* **What this task involves**
Please return the full listing below without altering anything.

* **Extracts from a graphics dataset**
Start

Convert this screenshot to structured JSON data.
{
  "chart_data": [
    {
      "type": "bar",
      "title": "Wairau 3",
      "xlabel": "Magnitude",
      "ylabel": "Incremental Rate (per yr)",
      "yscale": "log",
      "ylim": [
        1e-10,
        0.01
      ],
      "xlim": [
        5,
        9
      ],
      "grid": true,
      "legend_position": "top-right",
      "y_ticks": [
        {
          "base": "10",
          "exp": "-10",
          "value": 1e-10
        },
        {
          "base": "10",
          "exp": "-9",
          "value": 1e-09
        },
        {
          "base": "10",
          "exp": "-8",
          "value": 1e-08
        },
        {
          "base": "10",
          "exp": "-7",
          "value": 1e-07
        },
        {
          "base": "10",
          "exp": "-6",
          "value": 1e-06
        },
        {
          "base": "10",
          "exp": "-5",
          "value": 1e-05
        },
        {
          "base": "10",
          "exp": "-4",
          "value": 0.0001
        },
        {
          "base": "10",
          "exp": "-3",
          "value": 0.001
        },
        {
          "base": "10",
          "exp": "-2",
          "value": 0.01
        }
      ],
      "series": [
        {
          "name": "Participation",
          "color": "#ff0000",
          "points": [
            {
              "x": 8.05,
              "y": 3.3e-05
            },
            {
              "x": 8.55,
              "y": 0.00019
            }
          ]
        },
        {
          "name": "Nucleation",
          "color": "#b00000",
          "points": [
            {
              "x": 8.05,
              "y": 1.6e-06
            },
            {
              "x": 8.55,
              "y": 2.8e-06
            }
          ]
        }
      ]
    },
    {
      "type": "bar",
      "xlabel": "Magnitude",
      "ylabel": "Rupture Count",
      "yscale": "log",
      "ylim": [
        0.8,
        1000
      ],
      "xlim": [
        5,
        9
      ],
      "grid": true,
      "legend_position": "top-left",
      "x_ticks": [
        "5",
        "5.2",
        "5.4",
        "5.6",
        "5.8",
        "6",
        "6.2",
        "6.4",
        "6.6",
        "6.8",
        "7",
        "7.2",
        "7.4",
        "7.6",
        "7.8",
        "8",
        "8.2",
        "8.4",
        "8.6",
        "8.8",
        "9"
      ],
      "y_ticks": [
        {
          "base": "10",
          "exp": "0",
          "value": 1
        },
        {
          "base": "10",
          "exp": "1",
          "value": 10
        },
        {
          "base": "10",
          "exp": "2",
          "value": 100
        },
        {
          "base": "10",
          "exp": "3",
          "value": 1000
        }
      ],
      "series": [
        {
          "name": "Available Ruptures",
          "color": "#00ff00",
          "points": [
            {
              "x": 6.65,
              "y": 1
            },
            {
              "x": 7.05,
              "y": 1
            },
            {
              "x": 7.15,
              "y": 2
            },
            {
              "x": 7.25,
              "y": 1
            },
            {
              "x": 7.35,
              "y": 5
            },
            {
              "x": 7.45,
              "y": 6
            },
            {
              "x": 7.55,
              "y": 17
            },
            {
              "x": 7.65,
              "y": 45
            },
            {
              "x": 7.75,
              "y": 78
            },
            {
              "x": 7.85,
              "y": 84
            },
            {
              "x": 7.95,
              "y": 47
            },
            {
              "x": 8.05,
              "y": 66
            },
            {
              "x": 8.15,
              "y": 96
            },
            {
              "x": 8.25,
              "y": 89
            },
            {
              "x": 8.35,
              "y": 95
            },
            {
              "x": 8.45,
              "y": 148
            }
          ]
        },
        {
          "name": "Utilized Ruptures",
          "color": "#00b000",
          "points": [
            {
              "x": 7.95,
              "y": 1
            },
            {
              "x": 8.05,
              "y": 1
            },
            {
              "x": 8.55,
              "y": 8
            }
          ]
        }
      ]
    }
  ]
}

End

* **Response to this task**
Convert this screenshot to structured JSON data.
{
  "chart_data": [
    {
      "type": "bar",
      "title": "Wairau 3",
      "xlabel": "Magnitude",
      "ylabel": "Incremental Rate (per yr)",
      "yscale": "log",
      "ylim": [
        1e-10,
        0.01
      ],
      "xlim": [
        5,
        9
      ],
      "grid": true,
      "legend_position": "top-right",
      "y_ticks": [
        {
          "base": "10",
          "exp": "-10",
          "value": 1e-10
        },
        {
          "base": "10",
          "exp": "-9",
          "value": 1e-09
        },
        {
          "base": "10",
          "exp": "-8",
          "value": 1e-08
        },
        {
          "base": "10",
          "exp": "-7",
          "value": 1e-07
        },
        {
          "base": "10",
          "exp": "-6",
          "value": 1e-06
        },
        {
          "base": "10",
          "exp": "-5",
          "value": 1e-05
        },
        {
          "base": "10",
          "exp": "-4",
          "value": 0.0001
        },
        {
          "base": "10",
          "exp": "-3",
          "value": 0.001
        },
        {
          "base": "10",
          "exp": "-2",
          "value": 0.01
        }
      ],
      "series": [
        {
          "name": "Participation",
          "color": "#ff0000",
          "points": [
            {
              "x": 8.05,
              "y": 3.3e-05
            },
            {
              "x": 8.55,
              "y": 0.00019
            }
          ]
        },
        {
          "name": "Nucleation",
          "color": "#b00000",
          "points": [
            {
              "x": 8.05,
              "y": 1.6e-06
            },
            {
              "x": 8.55,
              "y": 2.8e-06
            }
          ]
        }
      ]
    },
    {
      "type": "bar",
      "xlabel": "Magnitude",
      "ylabel": "Rupture Count",
      "yscale": "log",
      "ylim": [
        0.8,
        1000
      ],
      "xlim": [
        5,
        9
      ],
      "grid": true,
      "legend_position": "top-left",
      "x_ticks": [
        "5",
        "5.2",
        "5.4",
        "5.6",
        "5.8",
        "6",
        "6.2",
        "6.4",
        "6.6",
        "6.8",
        "7",
        "7.2",
        "7.4",
        "7.6",
        "7.8",
        "8",
        "8.2",
        "8.4",
        "8.6",
        "8.8",
        "9"
      ],
      "y_ticks": [
        {
          "base": "10",
          "exp": "0",
          "value": 1
        },
        {
          "base": "10",
          "exp": "1",
          "value": 10
        },
        {
          "base": "10",
          "exp": "2",
          "value": 100
        },
        {
          "base": "10",
          "exp": "3",
          "value": 1000
        }
      ],
      "series": [
        {
          "name": "Available Ruptures",
          "color": "#00ff00",
          "points": [
            {
              "x": 6.65,
              "y": 1
            },
            {
              "x": 7.05,
              "y": 1
            },
            {
              "x": 7.15,
              "y": 2
            },
            {
              "x": 7.25,
              "y": 1
            },
            {
              "x": 7.35,
              "y": 5
            },
            {
              "x": 7.45,
              "y": 6
            },
            {
              "x": 7.55,
              "y": 17
            },
            {
              "x": 7.65,
              "y": 45
            },
            {
              "x": 7.75,
              "y": 78
            },
            {
              "x": 7.85,
              "y": 84
            },
            {
              "x": 7.95,
              "y": 47
            },
            {
              "x": 8.05,
              "y": 66
            },
            {
              "x": 8.15,
              "y": 96
            },
            {
              "x": 8.25,
              "y": 89
            },
            {
              "x": 8.35,
              "y": 95
            },
            {
              "x": 8.45,
              "y": 148
            }
          ]
        },
        {
          "name": "Utilized Ruptures",
          "color": "#00b000",
          "points": [
            {
              "x": 7.95,
              "y": 1
            },
            {
              "x": 8.05,
              "y": 1
            },
            {
              "x": 8.55,
              "y": 8
            }
          ]
        }
      ]
    }
  ]
}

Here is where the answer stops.